» Görev tanımı
Okuma metnindeki konuşmaya göre Srebrenitsa'da 11 Temmuz 1995'te kaç kişi katledildi?

GENEL KURUL KONUŞMASI
Konu: (8/35,36,37,38,39,40) Esas No.lu Srebrenitsa soykırımının unutturulmaması, Filistin halkına yönelik benzer saldırıların ve bu türden insan hakları ihlallerinin önlenmesine yönelik tedbirlerin görüşülmesi, 11 Temmuz Srebrenitsa soykırımını anma günü ilan edilmesi, Gazze'de yaşanan insani krizin sona erdirilmesi ve kalıcı barışın sağlanarak benzer soykırımların önüne geçilmesi konularında genel görüşme açılmasına ilişkin önergelerin Görüşmesi münasebetiyle
Yasama Yılı:2
Birleşim:102
Tarih:11.07.2024

ZEKERİYA YAPICIOĞLU (İstanbul) - Sayın Başkan, değerli milletvekilleri; bugün Srebrenitsa katliamının 29'uncu yıl dönümü. Bosna'da 11 Temmuz 1995 tarihinde yaşanan ve 8 binden fazla silahsız, savunmasız insanın sadece Müslüman oldukları için çocuk, yaşlı demeden Sırp ordusu tarafından katledilişinin yıl dönümünde mazlum şehitlere Allah'tan rahmet diliyorum; soykırımcı, vahşi katilleri bir kez daha lanetliyorum.

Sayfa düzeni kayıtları
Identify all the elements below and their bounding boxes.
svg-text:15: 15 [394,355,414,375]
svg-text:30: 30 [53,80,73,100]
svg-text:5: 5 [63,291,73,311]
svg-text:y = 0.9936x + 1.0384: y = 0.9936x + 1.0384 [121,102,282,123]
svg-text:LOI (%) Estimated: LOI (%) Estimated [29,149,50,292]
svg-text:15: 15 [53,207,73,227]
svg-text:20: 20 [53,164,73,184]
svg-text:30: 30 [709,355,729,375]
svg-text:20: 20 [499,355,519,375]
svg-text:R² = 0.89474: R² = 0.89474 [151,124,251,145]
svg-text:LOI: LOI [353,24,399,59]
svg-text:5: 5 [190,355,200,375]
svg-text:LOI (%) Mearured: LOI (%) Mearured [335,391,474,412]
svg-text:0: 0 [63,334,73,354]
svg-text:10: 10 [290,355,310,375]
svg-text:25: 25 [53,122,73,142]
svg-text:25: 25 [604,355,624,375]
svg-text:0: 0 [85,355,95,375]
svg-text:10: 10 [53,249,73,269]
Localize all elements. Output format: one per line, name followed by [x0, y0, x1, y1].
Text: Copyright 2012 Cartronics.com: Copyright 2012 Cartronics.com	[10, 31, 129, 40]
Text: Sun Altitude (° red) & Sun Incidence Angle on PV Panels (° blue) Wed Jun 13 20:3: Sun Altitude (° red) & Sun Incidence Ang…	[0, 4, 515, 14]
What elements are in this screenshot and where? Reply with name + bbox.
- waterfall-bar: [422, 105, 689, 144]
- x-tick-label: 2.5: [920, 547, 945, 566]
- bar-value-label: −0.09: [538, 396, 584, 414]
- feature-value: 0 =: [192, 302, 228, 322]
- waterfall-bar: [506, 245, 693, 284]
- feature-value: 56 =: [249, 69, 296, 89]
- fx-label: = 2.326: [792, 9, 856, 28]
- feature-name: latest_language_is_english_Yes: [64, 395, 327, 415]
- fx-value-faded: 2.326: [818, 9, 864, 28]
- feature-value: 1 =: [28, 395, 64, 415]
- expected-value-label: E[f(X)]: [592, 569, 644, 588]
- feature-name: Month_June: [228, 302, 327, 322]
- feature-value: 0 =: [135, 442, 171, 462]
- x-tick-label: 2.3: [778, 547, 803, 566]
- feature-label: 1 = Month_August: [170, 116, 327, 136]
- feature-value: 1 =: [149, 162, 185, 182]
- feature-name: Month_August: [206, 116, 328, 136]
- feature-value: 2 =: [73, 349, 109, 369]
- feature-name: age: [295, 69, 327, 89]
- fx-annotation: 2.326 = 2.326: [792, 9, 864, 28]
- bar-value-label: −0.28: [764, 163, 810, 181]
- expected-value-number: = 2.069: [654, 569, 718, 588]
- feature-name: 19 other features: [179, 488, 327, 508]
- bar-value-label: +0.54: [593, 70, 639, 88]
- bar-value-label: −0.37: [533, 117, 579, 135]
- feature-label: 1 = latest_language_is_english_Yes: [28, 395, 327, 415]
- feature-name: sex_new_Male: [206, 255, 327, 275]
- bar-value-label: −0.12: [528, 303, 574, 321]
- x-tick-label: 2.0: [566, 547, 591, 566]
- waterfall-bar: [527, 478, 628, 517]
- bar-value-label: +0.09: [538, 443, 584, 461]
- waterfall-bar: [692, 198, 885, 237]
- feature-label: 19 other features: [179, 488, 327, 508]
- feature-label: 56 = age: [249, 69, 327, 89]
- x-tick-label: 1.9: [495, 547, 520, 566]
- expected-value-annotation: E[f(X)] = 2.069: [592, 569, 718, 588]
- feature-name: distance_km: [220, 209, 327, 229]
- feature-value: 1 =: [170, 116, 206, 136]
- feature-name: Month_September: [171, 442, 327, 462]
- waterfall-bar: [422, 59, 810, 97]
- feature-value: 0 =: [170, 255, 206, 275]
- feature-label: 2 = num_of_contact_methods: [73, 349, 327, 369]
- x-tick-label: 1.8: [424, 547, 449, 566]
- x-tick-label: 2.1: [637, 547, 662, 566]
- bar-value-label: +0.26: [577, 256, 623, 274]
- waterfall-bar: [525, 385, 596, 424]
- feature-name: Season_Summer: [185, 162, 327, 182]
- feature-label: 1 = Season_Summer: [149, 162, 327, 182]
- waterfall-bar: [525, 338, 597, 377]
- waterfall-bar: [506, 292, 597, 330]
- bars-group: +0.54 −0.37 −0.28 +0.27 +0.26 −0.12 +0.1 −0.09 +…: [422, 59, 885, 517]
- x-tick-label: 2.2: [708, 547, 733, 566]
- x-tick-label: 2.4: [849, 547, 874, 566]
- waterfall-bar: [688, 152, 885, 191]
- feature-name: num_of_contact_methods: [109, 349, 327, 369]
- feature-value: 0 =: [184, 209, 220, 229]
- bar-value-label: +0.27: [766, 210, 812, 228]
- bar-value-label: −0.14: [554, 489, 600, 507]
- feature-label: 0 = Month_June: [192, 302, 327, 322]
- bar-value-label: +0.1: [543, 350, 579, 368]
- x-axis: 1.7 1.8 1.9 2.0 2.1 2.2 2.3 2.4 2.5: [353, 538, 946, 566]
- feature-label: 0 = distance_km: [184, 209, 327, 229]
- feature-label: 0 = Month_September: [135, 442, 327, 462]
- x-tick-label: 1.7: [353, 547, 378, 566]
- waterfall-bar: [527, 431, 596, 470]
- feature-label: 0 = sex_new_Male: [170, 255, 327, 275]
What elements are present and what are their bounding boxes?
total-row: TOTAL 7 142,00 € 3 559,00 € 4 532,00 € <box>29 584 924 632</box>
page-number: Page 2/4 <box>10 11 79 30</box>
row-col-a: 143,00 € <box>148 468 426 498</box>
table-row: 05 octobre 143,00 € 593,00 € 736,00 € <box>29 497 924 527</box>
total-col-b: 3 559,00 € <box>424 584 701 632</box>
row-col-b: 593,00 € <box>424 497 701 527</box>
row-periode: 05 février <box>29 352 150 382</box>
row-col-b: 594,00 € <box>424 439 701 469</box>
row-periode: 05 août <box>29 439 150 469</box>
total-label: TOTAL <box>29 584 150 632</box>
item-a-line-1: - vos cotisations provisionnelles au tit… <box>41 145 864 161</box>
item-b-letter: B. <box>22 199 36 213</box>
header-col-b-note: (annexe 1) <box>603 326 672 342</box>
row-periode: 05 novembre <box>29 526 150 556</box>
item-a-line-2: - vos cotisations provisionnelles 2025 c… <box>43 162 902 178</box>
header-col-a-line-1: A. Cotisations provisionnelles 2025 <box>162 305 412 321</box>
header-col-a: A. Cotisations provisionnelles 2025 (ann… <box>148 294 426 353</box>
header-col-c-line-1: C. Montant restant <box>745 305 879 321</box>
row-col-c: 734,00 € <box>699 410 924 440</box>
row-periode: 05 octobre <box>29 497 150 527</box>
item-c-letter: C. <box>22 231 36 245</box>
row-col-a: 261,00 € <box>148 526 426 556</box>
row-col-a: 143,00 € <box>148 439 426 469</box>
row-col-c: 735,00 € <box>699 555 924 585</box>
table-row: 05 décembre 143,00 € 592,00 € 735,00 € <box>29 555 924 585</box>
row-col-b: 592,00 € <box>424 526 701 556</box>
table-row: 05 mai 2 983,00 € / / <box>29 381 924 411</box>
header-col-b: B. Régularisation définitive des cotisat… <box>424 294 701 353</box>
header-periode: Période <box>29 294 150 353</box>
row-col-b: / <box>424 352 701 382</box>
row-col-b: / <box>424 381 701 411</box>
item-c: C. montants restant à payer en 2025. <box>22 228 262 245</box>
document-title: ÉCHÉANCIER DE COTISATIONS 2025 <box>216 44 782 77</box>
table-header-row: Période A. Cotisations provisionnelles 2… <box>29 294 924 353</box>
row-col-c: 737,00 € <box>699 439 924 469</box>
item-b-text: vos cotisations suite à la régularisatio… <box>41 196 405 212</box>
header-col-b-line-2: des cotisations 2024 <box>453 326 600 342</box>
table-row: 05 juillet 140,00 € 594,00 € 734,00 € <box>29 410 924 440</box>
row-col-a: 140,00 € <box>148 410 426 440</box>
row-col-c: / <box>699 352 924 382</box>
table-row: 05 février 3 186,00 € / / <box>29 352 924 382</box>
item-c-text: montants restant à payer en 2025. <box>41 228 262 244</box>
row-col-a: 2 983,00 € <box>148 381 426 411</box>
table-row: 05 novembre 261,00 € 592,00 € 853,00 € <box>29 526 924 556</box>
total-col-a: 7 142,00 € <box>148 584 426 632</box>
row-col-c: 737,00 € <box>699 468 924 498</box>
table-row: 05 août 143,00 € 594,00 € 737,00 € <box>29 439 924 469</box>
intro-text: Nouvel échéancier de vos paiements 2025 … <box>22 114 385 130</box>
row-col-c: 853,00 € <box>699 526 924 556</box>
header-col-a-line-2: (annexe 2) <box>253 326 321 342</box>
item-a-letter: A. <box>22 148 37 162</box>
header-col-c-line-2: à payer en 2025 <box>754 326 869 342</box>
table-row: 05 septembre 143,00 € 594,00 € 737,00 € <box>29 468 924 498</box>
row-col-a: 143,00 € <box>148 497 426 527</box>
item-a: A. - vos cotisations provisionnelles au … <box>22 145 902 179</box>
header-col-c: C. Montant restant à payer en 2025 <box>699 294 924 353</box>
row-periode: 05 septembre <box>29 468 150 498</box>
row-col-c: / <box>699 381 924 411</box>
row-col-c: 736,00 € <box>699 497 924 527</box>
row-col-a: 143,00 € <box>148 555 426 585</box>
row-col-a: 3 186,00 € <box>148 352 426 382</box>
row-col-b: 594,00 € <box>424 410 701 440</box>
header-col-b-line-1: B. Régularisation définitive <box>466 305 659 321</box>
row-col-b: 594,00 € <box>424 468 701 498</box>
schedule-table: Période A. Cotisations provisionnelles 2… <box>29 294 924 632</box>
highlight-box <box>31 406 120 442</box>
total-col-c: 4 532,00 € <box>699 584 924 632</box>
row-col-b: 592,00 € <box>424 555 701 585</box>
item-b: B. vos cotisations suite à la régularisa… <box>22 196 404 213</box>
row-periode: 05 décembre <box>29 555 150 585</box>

» Görevin sonucu
8 binden fazla silahsız, savunmasız insan.